Do this: Go through the material and pull out every line with the string "industrial" in it.

-=-=-

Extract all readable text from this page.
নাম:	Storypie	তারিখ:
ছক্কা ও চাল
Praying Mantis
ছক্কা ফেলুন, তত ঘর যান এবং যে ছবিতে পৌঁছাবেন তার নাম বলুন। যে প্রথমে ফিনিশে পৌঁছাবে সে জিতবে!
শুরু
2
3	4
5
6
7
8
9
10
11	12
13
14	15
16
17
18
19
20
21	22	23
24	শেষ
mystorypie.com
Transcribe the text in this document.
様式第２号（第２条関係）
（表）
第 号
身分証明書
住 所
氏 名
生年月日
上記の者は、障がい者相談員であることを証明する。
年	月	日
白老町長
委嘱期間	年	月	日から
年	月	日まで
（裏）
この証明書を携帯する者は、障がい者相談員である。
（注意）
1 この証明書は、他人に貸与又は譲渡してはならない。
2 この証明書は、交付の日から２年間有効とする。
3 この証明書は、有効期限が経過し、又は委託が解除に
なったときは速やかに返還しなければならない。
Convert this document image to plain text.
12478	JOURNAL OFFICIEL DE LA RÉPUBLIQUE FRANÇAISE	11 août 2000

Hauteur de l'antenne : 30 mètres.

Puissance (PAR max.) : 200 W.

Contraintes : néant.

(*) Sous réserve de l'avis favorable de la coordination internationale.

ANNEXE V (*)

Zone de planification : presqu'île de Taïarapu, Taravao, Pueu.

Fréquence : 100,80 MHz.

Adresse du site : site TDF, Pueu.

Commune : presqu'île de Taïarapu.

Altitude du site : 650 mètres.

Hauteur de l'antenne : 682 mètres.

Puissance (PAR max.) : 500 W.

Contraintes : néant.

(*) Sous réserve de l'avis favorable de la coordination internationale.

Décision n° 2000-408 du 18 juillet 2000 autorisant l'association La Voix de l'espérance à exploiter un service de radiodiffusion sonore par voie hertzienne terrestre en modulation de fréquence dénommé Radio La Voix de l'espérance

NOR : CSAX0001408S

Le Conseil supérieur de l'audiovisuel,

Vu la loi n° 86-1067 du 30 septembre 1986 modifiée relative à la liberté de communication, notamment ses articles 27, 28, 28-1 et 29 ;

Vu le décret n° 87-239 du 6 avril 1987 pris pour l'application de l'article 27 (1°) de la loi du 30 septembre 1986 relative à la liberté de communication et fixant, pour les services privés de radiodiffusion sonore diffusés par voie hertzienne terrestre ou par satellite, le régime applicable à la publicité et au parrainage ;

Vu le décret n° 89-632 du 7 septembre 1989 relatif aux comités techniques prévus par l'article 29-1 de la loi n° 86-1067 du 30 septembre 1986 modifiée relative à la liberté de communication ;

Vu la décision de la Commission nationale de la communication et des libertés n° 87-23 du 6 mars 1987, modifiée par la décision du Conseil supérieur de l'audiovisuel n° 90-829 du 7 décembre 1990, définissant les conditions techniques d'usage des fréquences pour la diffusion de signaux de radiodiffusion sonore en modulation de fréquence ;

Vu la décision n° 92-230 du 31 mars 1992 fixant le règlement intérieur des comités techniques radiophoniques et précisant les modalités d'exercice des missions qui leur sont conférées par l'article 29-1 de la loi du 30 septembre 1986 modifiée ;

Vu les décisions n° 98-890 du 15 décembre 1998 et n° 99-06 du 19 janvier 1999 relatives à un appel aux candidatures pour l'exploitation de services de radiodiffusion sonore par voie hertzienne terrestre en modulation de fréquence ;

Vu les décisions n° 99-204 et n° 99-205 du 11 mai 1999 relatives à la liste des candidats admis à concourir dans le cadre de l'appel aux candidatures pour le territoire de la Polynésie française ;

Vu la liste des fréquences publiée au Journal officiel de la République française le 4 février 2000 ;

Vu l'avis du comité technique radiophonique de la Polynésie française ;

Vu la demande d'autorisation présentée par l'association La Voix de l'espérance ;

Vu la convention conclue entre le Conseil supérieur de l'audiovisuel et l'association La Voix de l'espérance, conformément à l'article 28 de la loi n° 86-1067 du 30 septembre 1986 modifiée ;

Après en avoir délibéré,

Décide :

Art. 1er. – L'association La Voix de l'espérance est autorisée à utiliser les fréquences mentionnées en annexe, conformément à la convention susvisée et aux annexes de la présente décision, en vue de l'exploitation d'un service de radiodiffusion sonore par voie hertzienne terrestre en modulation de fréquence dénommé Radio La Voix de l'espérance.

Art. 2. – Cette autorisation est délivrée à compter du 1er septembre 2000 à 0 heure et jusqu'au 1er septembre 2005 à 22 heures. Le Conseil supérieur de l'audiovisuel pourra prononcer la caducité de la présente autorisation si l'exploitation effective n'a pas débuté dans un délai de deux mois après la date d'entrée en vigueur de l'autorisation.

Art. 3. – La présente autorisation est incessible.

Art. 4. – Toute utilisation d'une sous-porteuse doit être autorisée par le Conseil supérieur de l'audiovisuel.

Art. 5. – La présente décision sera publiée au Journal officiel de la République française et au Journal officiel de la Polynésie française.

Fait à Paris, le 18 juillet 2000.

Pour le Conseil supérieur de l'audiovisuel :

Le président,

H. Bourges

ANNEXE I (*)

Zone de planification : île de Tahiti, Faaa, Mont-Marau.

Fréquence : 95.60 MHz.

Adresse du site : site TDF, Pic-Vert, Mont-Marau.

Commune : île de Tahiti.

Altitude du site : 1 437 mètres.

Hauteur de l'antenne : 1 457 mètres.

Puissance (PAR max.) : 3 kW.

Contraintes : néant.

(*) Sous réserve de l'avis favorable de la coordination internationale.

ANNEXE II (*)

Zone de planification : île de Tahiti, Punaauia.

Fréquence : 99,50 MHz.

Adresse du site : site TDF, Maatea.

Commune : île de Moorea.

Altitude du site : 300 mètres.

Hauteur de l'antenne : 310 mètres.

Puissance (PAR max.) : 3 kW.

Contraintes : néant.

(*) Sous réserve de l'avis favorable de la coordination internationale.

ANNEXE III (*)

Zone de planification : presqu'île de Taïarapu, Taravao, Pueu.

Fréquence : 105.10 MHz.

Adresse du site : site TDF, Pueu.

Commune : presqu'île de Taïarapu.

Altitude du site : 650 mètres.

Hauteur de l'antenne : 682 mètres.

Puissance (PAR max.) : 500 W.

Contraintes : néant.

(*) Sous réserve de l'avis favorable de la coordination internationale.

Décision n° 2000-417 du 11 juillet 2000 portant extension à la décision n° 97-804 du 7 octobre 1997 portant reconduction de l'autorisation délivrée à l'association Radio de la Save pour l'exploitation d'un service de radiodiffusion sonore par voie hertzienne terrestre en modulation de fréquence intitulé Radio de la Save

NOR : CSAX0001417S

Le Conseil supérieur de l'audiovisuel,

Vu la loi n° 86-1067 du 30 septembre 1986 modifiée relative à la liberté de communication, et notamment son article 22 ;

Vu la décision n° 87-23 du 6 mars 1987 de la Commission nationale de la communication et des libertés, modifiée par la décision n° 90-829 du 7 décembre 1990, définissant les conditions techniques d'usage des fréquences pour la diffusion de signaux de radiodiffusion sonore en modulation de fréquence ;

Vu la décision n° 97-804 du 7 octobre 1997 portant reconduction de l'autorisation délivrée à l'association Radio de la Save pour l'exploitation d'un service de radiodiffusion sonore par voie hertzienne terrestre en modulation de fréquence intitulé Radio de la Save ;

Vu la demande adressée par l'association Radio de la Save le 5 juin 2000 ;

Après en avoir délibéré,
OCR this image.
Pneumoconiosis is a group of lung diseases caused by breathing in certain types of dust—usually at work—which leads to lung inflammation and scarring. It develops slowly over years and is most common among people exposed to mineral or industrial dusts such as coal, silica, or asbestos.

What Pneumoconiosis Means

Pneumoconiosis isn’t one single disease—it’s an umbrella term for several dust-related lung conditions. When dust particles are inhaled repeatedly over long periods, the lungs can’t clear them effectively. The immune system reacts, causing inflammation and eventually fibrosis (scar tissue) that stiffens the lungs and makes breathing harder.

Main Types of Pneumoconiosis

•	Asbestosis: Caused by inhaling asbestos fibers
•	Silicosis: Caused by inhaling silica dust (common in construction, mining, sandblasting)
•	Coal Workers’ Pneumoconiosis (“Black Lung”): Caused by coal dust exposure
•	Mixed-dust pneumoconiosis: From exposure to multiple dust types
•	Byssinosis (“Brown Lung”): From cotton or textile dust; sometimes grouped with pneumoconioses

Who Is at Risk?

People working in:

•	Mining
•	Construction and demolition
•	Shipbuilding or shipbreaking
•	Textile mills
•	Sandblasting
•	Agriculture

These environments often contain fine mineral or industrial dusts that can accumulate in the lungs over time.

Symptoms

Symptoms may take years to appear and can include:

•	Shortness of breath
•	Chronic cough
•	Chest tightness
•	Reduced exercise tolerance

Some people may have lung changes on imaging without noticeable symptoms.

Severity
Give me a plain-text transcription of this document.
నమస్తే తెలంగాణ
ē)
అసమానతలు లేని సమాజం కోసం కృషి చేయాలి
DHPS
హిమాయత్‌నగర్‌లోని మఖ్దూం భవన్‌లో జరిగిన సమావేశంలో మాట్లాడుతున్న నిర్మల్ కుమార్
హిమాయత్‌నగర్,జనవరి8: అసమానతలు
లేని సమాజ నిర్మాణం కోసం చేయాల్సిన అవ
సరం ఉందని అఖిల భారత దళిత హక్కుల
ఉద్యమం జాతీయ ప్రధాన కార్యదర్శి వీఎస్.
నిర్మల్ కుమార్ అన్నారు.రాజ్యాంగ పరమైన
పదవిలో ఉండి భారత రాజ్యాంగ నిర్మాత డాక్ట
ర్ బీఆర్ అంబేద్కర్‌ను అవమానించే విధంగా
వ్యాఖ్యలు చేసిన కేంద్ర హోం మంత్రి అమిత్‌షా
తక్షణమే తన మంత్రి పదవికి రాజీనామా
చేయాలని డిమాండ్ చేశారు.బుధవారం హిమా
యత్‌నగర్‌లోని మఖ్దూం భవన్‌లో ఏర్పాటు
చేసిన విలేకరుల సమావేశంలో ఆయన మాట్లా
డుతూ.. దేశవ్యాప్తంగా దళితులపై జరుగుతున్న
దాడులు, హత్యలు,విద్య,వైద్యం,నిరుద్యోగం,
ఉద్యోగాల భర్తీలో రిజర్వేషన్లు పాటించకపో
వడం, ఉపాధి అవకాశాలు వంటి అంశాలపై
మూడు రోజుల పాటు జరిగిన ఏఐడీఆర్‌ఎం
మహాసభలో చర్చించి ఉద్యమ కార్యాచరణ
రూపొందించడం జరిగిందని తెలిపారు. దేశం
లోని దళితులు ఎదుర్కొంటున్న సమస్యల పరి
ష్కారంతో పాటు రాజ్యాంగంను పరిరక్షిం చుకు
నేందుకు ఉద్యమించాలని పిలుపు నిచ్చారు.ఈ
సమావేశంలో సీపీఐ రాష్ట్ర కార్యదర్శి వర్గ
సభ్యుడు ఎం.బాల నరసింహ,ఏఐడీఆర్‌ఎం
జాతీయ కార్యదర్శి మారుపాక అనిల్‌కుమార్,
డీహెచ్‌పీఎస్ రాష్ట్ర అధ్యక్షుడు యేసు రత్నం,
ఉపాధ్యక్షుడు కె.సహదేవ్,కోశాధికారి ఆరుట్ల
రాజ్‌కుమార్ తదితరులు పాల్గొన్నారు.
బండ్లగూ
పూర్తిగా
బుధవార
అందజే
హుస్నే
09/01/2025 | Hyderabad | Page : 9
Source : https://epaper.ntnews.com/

-=-=-

Exercise result:
Pneumoconiosis is a group of lung diseases caused by breathing in certain types of dust—usually at work—which leads to lung inflammation and scarring. It develops slowly over years and is most common among people exposed to mineral or industrial dusts such as coal, silica, or asbestos.
These environments often contain fine mineral or industrial dusts that can accumulate in the lungs over time.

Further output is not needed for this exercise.